*Record set:*
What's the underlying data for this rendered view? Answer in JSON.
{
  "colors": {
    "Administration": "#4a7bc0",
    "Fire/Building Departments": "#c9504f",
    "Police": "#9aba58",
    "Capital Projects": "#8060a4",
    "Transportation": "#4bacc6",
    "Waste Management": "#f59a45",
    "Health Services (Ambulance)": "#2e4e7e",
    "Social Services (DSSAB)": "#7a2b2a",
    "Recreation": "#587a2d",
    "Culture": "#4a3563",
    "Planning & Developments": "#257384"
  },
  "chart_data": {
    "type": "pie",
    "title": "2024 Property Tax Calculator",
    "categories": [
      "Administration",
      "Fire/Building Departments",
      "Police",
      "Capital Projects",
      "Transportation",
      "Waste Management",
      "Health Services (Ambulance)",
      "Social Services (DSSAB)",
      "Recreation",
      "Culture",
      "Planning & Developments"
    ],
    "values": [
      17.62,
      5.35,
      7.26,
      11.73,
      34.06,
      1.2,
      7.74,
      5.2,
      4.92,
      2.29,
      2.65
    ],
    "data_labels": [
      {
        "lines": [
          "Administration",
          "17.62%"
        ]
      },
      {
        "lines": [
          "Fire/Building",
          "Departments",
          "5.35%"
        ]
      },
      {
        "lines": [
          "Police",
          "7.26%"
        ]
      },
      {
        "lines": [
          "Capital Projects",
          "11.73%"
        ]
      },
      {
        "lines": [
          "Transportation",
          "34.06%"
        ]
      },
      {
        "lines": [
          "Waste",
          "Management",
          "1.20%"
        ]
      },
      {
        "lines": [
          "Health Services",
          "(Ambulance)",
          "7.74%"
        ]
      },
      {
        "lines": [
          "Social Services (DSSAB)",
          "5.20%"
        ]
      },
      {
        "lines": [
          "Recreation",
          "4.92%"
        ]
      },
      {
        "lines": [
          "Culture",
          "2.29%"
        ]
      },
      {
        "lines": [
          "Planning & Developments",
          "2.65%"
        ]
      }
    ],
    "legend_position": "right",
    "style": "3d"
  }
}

*Direction:*
Using the listing, say how many lines include the word "DSSAB", and add nothing else.

*Full answer:*
3